--- INPUT RECORDS ---
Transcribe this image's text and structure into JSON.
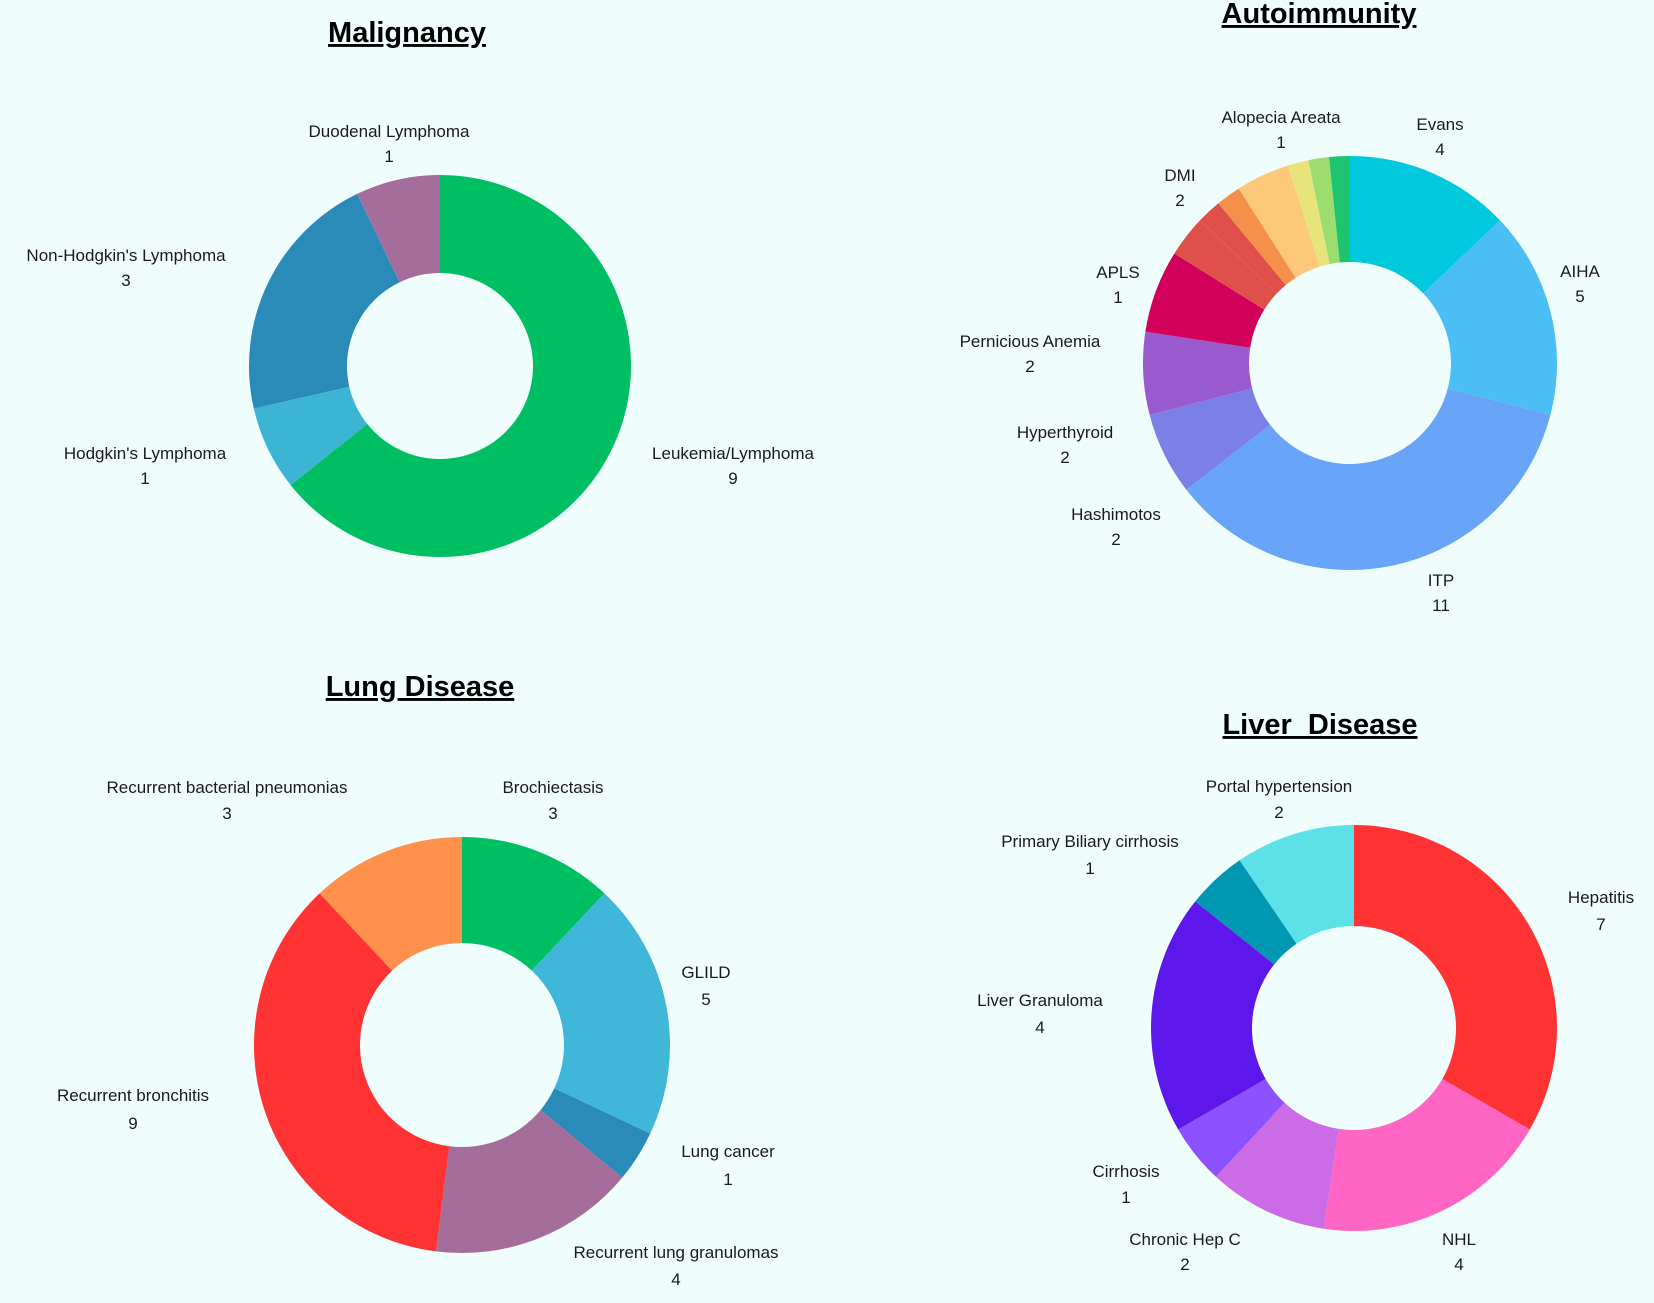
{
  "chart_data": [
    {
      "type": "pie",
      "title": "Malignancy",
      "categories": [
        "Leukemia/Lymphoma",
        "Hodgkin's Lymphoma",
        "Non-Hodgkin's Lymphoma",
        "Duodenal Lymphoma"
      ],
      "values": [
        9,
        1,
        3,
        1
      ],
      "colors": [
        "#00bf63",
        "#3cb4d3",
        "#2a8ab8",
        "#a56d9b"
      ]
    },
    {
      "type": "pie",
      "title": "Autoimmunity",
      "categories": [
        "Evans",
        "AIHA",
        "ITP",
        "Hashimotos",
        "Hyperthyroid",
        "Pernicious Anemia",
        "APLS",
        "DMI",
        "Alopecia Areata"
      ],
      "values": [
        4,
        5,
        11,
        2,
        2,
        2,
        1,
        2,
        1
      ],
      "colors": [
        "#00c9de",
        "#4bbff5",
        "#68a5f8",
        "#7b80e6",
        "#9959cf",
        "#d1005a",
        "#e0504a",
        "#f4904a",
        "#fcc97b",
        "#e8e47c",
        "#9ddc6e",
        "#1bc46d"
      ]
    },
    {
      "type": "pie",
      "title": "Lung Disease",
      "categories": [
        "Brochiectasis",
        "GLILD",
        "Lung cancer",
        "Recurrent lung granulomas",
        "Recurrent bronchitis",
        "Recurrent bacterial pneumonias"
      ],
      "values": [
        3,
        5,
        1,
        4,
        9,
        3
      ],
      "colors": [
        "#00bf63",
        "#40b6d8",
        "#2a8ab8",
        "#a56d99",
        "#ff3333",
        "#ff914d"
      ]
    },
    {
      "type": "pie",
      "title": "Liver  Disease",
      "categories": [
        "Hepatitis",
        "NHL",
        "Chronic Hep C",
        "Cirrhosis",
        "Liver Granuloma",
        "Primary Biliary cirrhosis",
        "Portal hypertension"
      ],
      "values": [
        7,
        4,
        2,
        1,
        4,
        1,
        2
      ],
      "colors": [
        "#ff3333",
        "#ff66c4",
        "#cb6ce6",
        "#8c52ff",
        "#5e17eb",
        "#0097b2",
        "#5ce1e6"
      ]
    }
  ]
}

---

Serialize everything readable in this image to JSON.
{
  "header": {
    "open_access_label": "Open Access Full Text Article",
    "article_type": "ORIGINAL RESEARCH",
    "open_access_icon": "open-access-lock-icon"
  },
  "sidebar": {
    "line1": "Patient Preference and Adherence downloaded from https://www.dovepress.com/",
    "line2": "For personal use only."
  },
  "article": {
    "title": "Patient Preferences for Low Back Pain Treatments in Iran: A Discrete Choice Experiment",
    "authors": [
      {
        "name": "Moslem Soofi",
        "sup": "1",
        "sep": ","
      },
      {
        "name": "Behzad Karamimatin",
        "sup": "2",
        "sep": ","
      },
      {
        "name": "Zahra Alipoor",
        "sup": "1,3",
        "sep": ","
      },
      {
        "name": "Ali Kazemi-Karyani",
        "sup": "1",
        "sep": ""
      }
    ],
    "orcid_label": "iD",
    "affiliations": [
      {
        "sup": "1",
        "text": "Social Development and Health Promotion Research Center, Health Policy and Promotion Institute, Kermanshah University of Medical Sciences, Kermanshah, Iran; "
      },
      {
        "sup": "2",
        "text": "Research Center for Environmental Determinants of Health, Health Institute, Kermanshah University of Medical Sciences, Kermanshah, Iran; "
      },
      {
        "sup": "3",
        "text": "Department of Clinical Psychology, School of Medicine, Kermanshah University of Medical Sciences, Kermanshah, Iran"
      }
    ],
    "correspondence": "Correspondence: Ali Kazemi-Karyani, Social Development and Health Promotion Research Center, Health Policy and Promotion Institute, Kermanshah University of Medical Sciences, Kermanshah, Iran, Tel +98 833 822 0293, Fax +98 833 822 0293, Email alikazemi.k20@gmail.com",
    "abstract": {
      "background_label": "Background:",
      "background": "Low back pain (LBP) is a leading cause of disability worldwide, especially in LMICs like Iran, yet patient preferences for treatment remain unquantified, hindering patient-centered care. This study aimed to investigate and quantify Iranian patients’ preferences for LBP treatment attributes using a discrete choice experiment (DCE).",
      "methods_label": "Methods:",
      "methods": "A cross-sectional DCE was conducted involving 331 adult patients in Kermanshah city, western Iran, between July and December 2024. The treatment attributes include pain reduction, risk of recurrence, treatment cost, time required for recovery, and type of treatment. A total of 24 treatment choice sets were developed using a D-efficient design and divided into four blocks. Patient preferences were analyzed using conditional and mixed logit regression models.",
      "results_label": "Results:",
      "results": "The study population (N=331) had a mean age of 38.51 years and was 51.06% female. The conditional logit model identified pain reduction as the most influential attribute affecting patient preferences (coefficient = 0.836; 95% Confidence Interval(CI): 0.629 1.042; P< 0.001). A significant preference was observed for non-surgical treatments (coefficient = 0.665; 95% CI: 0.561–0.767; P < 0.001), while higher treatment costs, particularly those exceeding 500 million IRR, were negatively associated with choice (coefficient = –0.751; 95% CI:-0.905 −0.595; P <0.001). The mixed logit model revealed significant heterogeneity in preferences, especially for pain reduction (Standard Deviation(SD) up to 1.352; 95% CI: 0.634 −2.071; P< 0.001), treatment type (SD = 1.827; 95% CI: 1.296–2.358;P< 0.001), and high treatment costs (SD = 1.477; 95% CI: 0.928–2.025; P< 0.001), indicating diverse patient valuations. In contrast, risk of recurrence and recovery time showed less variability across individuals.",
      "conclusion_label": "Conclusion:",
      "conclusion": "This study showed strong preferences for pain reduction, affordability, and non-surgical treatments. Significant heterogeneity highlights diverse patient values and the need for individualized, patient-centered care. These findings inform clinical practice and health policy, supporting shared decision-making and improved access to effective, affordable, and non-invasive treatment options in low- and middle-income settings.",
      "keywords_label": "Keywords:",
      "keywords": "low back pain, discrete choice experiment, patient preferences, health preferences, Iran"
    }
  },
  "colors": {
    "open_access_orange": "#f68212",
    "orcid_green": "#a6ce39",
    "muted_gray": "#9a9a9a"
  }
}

--- ABOUT THIS TASK ---
Which lines of the records above contain the word "image"? Show each of them.

--- REPLY ---
Transcribe this image's text and structure into JSON.
Serialize everything readable in this image to JSON.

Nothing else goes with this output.